EXERCISE DESCRIPTION -
Pictures appear in the records below; write out everything else exactly.

### DATA SUPPLIED

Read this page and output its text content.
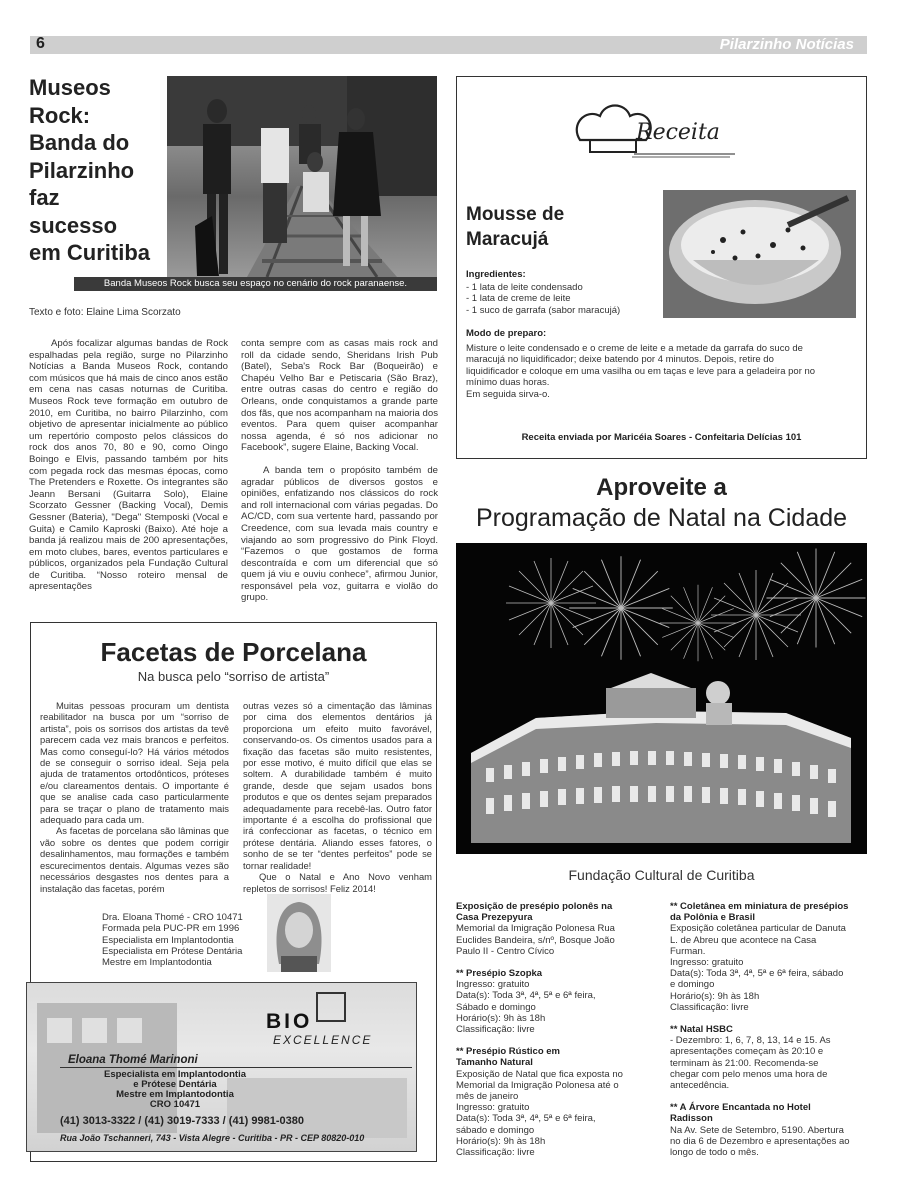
6	Pilarzinho Notícias
Museos
Rock:
Banda do
Pilarzinho
faz
sucesso
em Curitiba
Banda Museos Rock busca seu espaço no cenário do rock paranaense.
Texto e foto: Elaine Lima Scorzato

Após focalizar algumas bandas de Rock espalhadas pela região, surge no Pilarzinho Notícias a Banda Museos Rock, contando com músicos que há mais de cinco anos estão em cena nas casas noturnas de Curitiba. Museos Rock teve formação em outubro de 2010, em Curitiba, no bairro Pilarzinho, com objetivo de apresentar inicialmente ao público um repertório composto pelos clássicos do rock dos anos 70, 80 e 90, como Oingo Boingo e Elvis, passando também por hits com pegada rock das mesmas épocas, como The Pretenders e Roxette. Os integrantes são Jeann Bersani (Guitarra Solo), Elaine Scorzato Gessner (Backing Vocal), Demis Gessner (Bateria), "Dega" Stemposki (Vocal e Guita) e Camilo Kaproski (Baixo). Até hoje a banda já realizou mais de 200 apresentações, em moto clubes, bares, eventos particulares e públicos, organizados pela Fundação Cultural de Curitiba. “Nosso roteiro mensal de apresentações

conta sempre com as casas mais rock and roll da cidade sendo, Sheridans Irish Pub (Batel), Seba's Rock Bar (Boqueirão) e Chapéu Velho Bar e Petiscaria (São Braz), entre outras casas do centro e região do Orleans, onde conquistamos a grande parte dos fãs, que nos acompanham na maioria dos eventos. Para quem quiser acompanhar nossa agenda, é só nos adicionar no Facebook”, sugere Elaine, Backing Vocal.

A banda tem o propósito também de agradar públicos de diversos gostos e opiniões, enfatizando nos clássicos do rock and roll internacional com várias pegadas. Do AC/CD, com sua vertente hard, passando por Creedence, com sua levada mais country e viajando ao som progressivo do Pink Floyd. “Fazemos o que gostamos de forma descontraída e com um diferencial que só quem já viu e ouviu conhece”, afirmou Junior, responsável pela voz, guitarra e violão do grupo.

Receita
Mousse de
Maracujá
Ingredientes:
- 1 lata de leite condensado
- 1 lata de creme de leite
- 1 suco de garrafa (sabor maracujá)
Modo de preparo:
Misture o leite condensado e o creme de leite e a metade da garrafa do suco de
maracujá no liquidificador; deixe batendo por 4 minutos. Depois, retire do
liquidificador e coloque em uma vasilha ou em taças e leve para a geladeira por no
mínimo duas horas.
Em seguida sirva-o.
Receita enviada por Maricéia Soares - Confeitaria Delícias 101
Aproveite a
Programação de Natal na Cidade
Fundação Cultural de Curitiba
Exposição de presépio polonês na
Casa Prezepyura
Memorial da Imigração Polonesa Rua
Euclides Bandeira, s/nº, Bosque João
Paulo II - Centro Cívico
** Presépio Szopka
Ingresso: gratuito
Data(s): Toda 3ª, 4ª, 5ª e 6ª feira,
Sábado e domingo
Horário(s): 9h às 18h
Classificação: livre
** Presépio Rústico em
Tamanho Natural
Exposição de Natal que fica exposta no
Memorial da Imigração Polonesa até o
mês de janeiro
Ingresso: gratuito
Data(s): Toda 3ª, 4ª, 5ª e 6ª feira,
sábado e domingo
Horário(s): 9h às 18h
Classificação: livre
** Coletânea em miniatura de presépios
da Polônia e Brasil
Exposição coletânea particular de Danuta
L. de Abreu que acontece na Casa
Furman.
Ingresso: gratuito
Data(s): Toda 3ª, 4ª, 5ª e 6ª feira, sábado
e domingo
Horário(s): 9h às 18h
Classificação: livre
** Natal HSBC
- Dezembro: 1, 6, 7, 8, 13, 14 e 15. As
apresentações começam às 20:10 e
terminam às 21:00. Recomenda-se
chegar com pelo menos uma hora de
antecedência.
** A Árvore Encantada no Hotel
Radisson
Na Av. Sete de Setembro, 5190. Abertura
no dia 6 de Dezembro e apresentações ao
longo de todo o mês.
Facetas de Porcelana
Na busca pelo “sorriso de artista”

Muitas pessoas procuram um dentista reabilitador na busca por um “sorriso de artista”, pois os sorrisos dos artistas da tevê parecem cada vez mais brancos e perfeitos. Mas como conseguí-lo? Há vários métodos de se conseguir o sorriso ideal. Seja pela ajuda de tratamentos ortodônticos, próteses e/ou clareamentos dentais. O importante é que se analise cada caso particularmente para se traçar o plano de tratamento mais adequado para cada um.

As facetas de porcelana são lâminas que vão sobre os dentes que podem corrigir desalinhamentos, mau formações e também escurecimentos dentais. Algumas vezes são necessários desgastes nos dentes para a instalação das facetas, porém

outras vezes só a cimentação das lâminas por cima dos elementos dentários já proporciona um efeito muito favorável, conservando-os. Os cimentos usados para a fixação das facetas são muito resistentes, por esse motivo, é muito difícil que elas se soltem. A durabilidade também é muito grande, desde que sejam usados bons produtos e que os dentes sejam preparados adequadamente para recebê-las. Outro fator importante é a escolha do profissional que irá confeccionar as facetas, o técnico em prótese dentária. Aliando esses fatores, o sonho de se ter “dentes perfeitos” pode se tornar realidade!

Que o Natal e Ano Novo venham repletos de sorrisos! Feliz 2014!

Dra. Eloana Thomé - CRO 10471
Formada pela PUC-PR em 1996
Especialista em Implantodontia
Especialista em Prótese Dentária
Mestre em Implantodontia
BIO
EXCELLENCE
Eloana Thomé Marinoni
Especialista em Implantodontia
e Prótese Dentária
Mestre em Implantodontia
CRO 10471
(41) 3013-3322 / (41) 3019-7333 / (41) 9981-0380
Rua João Tschanneri, 743 - Vista Alegre - Curitiba - PR - CEP 80820-010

######

THE OUTPUT -
Read this page and output its text content.
6	Pilarzinho Notícias
Museos
Rock:
Banda do
Pilarzinho
faz
sucesso
em Curitiba
Banda Museos Rock busca seu espaço no cenário do rock paranaense.
Texto e foto: Elaine Lima Scorzato

Após focalizar algumas bandas de Rock espalhadas pela região, surge no Pilarzinho Notícias a Banda Museos Rock, contando com músicos que há mais de cinco anos estão em cena nas casas noturnas de Curitiba. Museos Rock teve formação em outubro de 2010, em Curitiba, no bairro Pilarzinho, com objetivo de apresentar inicialmente ao público um repertório composto pelos clássicos do rock dos anos 70, 80 e 90, como Oingo Boingo e Elvis, passando também por hits com pegada rock das mesmas épocas, como The Pretenders e Roxette. Os integrantes são Jeann Bersani (Guitarra Solo), Elaine Scorzato Gessner (Backing Vocal), Demis Gessner (Bateria), "Dega" Stemposki (Vocal e Guita) e Camilo Kaproski (Baixo). Até hoje a banda já realizou mais de 200 apresentações, em moto clubes, bares, eventos particulares e públicos, organizados pela Fundação Cultural de Curitiba. “Nosso roteiro mensal de apresentações

conta sempre com as casas mais rock and roll da cidade sendo, Sheridans Irish Pub (Batel), Seba's Rock Bar (Boqueirão) e Chapéu Velho Bar e Petiscaria (São Braz), entre outras casas do centro e região do Orleans, onde conquistamos a grande parte dos fãs, que nos acompanham na maioria dos eventos. Para quem quiser acompanhar nossa agenda, é só nos adicionar no Facebook”, sugere Elaine, Backing Vocal.

A banda tem o propósito também de agradar públicos de diversos gostos e opiniões, enfatizando nos clássicos do rock and roll internacional com várias pegadas. Do AC/CD, com sua vertente hard, passando por Creedence, com sua levada mais country e viajando ao som progressivo do Pink Floyd. “Fazemos o que gostamos de forma descontraída e com um diferencial que só quem já viu e ouviu conhece”, afirmou Junior, responsável pela voz, guitarra e violão do grupo.

Receita
Mousse de
Maracujá
Ingredientes:
- 1 lata de leite condensado
- 1 lata de creme de leite
- 1 suco de garrafa (sabor maracujá)
Modo de preparo:
Misture o leite condensado e o creme de leite e a metade da garrafa do suco de
maracujá no liquidificador; deixe batendo por 4 minutos. Depois, retire do
liquidificador e coloque em uma vasilha ou em taças e leve para a geladeira por no
mínimo duas horas.
Em seguida sirva-o.
Receita enviada por Maricéia Soares - Confeitaria Delícias 101
Aproveite a
Programação de Natal na Cidade
Fundação Cultural de Curitiba
Exposição de presépio polonês na
Casa Prezepyura
Memorial da Imigração Polonesa Rua
Euclides Bandeira, s/nº, Bosque João
Paulo II - Centro Cívico
** Presépio Szopka
Ingresso: gratuito
Data(s): Toda 3ª, 4ª, 5ª e 6ª feira,
Sábado e domingo
Horário(s): 9h às 18h
Classificação: livre
** Presépio Rústico em
Tamanho Natural
Exposição de Natal que fica exposta no
Memorial da Imigração Polonesa até o
mês de janeiro
Ingresso: gratuito
Data(s): Toda 3ª, 4ª, 5ª e 6ª feira,
sábado e domingo
Horário(s): 9h às 18h
Classificação: livre
** Coletânea em miniatura de presépios
da Polônia e Brasil
Exposição coletânea particular de Danuta
L. de Abreu que acontece na Casa
Furman.
Ingresso: gratuito
Data(s): Toda 3ª, 4ª, 5ª e 6ª feira, sábado
e domingo
Horário(s): 9h às 18h
Classificação: livre
** Natal HSBC
- Dezembro: 1, 6, 7, 8, 13, 14 e 15. As
apresentações começam às 20:10 e
terminam às 21:00. Recomenda-se
chegar com pelo menos uma hora de
antecedência.
** A Árvore Encantada no Hotel
Radisson
Na Av. Sete de Setembro, 5190. Abertura
no dia 6 de Dezembro e apresentações ao
longo de todo o mês.
Facetas de Porcelana
Na busca pelo “sorriso de artista”

Muitas pessoas procuram um dentista reabilitador na busca por um “sorriso de artista”, pois os sorrisos dos artistas da tevê parecem cada vez mais brancos e perfeitos. Mas como conseguí-lo? Há vários métodos de se conseguir o sorriso ideal. Seja pela ajuda de tratamentos ortodônticos, próteses e/ou clareamentos dentais. O importante é que se analise cada caso particularmente para se traçar o plano de tratamento mais adequado para cada um.

As facetas de porcelana são lâminas que vão sobre os dentes que podem corrigir desalinhamentos, mau formações e também escurecimentos dentais. Algumas vezes são necessários desgastes nos dentes para a instalação das facetas, porém

outras vezes só a cimentação das lâminas por cima dos elementos dentários já proporciona um efeito muito favorável, conservando-os. Os cimentos usados para a fixação das facetas são muito resistentes, por esse motivo, é muito difícil que elas se soltem. A durabilidade também é muito grande, desde que sejam usados bons produtos e que os dentes sejam preparados adequadamente para recebê-las. Outro fator importante é a escolha do profissional que irá confeccionar as facetas, o técnico em prótese dentária. Aliando esses fatores, o sonho de se ter “dentes perfeitos” pode se tornar realidade!

Que o Natal e Ano Novo venham repletos de sorrisos! Feliz 2014!

Dra. Eloana Thomé - CRO 10471
Formada pela PUC-PR em 1996
Especialista em Implantodontia
Especialista em Prótese Dentária
Mestre em Implantodontia
BIO
EXCELLENCE
Eloana Thomé Marinoni
Especialista em Implantodontia
e Prótese Dentária
Mestre em Implantodontia
CRO 10471
(41) 3013-3322 / (41) 3019-7333 / (41) 9981-0380
Rua João Tschanneri, 743 - Vista Alegre - Curitiba - PR - CEP 80820-010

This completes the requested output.